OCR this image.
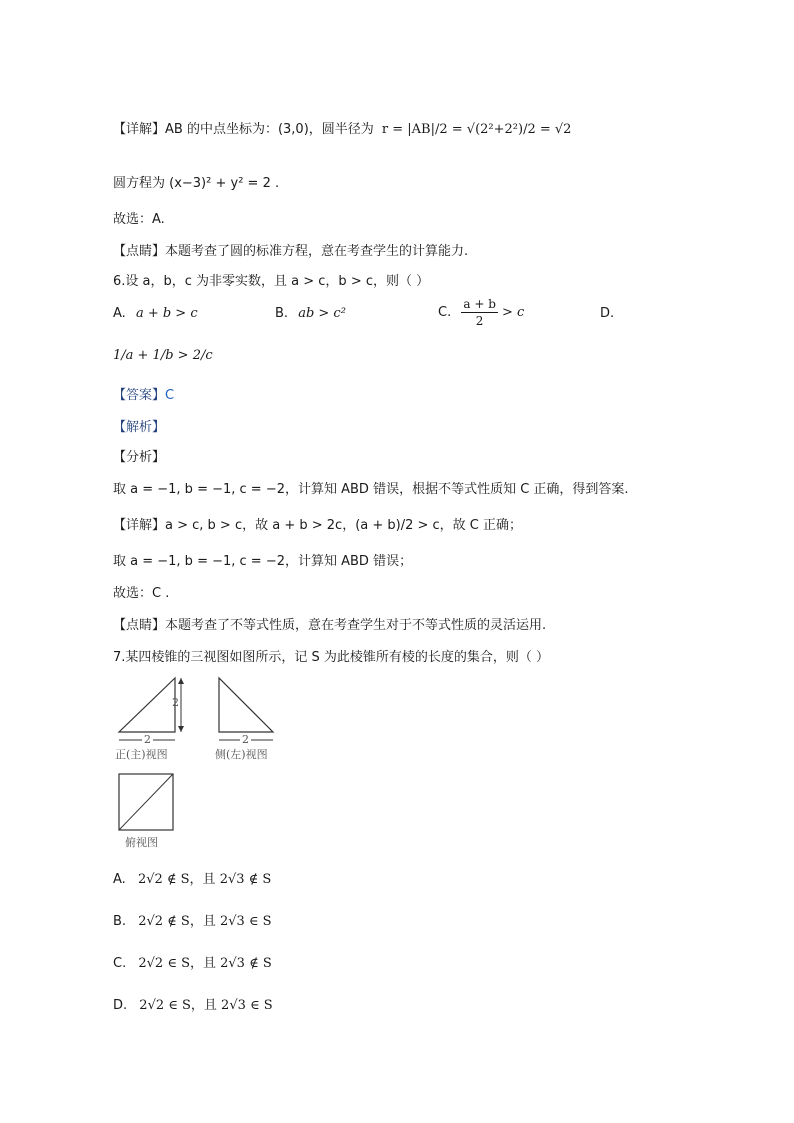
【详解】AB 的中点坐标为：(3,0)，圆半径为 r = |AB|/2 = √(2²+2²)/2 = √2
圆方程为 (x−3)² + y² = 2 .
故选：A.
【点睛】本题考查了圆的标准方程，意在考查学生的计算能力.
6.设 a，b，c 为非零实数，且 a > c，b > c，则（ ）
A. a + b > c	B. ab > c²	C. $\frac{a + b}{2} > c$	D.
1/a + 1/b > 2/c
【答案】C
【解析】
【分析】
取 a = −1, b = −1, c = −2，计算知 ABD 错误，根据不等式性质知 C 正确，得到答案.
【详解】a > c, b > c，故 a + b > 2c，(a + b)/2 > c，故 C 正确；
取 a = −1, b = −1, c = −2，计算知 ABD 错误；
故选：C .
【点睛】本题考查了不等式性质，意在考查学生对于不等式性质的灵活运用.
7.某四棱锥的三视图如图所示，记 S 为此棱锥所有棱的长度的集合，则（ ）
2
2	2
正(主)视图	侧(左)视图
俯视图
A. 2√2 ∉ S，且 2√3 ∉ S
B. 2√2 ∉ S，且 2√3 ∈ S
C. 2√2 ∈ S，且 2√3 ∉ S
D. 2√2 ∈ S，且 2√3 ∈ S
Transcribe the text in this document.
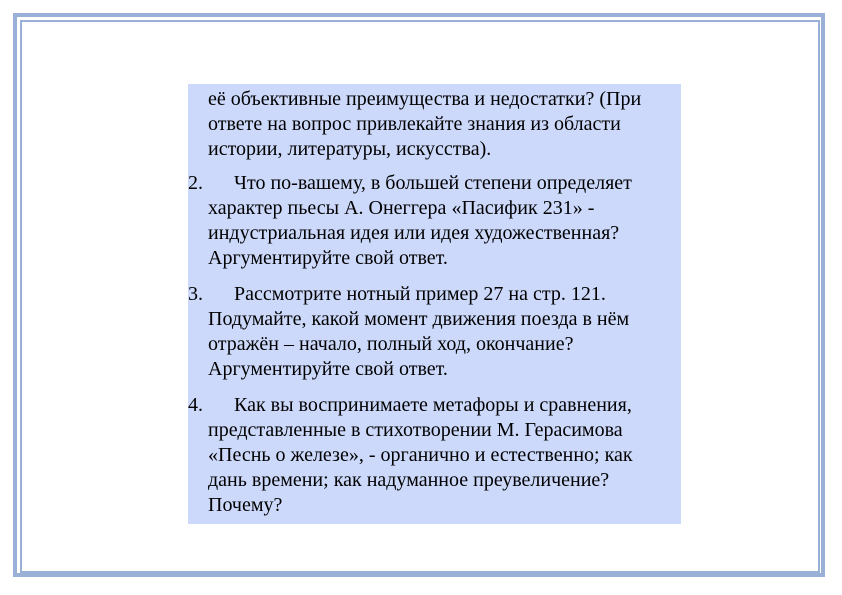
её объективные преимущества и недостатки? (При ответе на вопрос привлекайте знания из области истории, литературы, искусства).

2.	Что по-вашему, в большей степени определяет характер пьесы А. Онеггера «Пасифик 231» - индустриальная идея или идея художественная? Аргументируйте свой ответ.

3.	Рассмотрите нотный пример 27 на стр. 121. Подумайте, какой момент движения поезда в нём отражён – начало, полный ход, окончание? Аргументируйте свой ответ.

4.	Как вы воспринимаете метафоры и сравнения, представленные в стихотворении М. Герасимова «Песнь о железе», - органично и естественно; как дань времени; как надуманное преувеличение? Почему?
# # # # #
> OBJECTIVE
Each record above is to be restated exactly, with its pictures removed from the copy.

> CORRECT OUTPUT
OCR this image.
【详解】AB 的中点坐标为：(3,0)，圆半径为 r = |AB|/2 = √(2²+2²)/2 = √2
圆方程为 (x−3)² + y² = 2 .
故选：A.
【点睛】本题考查了圆的标准方程，意在考查学生的计算能力.
6.设 a，b，c 为非零实数，且 a > c，b > c，则（ ）
A. a + b > c	B. ab > c²	C. $\frac{a + b}{2} > c$	D.
1/a + 1/b > 2/c
【答案】C
【解析】
【分析】
取 a = −1, b = −1, c = −2，计算知 ABD 错误，根据不等式性质知 C 正确，得到答案.
【详解】a > c, b > c，故 a + b > 2c，(a + b)/2 > c，故 C 正确；
取 a = −1, b = −1, c = −2，计算知 ABD 错误；
故选：C .
【点睛】本题考查了不等式性质，意在考查学生对于不等式性质的灵活运用.
7.某四棱锥的三视图如图所示，记 S 为此棱锥所有棱的长度的集合，则（ ）
2
2	2
正(主)视图	侧(左)视图
俯视图
A. 2√2 ∉ S，且 2√3 ∉ S
B. 2√2 ∉ S，且 2√3 ∈ S
C. 2√2 ∈ S，且 2√3 ∉ S
D. 2√2 ∈ S，且 2√3 ∈ S
Transcribe the text in this document.
её объективные преимущества и недостатки? (При ответе на вопрос привлекайте знания из области истории, литературы, искусства).

2.	Что по-вашему, в большей степени определяет характер пьесы А. Онеггера «Пасифик 231» - индустриальная идея или идея художественная? Аргументируйте свой ответ.

3.	Рассмотрите нотный пример 27 на стр. 121. Подумайте, какой момент движения поезда в нём отражён – начало, полный ход, окончание? Аргументируйте свой ответ.

4.	Как вы воспринимаете метафоры и сравнения, представленные в стихотворении М. Герасимова «Песнь о железе», - органично и естественно; как дань времени; как надуманное преувеличение? Почему?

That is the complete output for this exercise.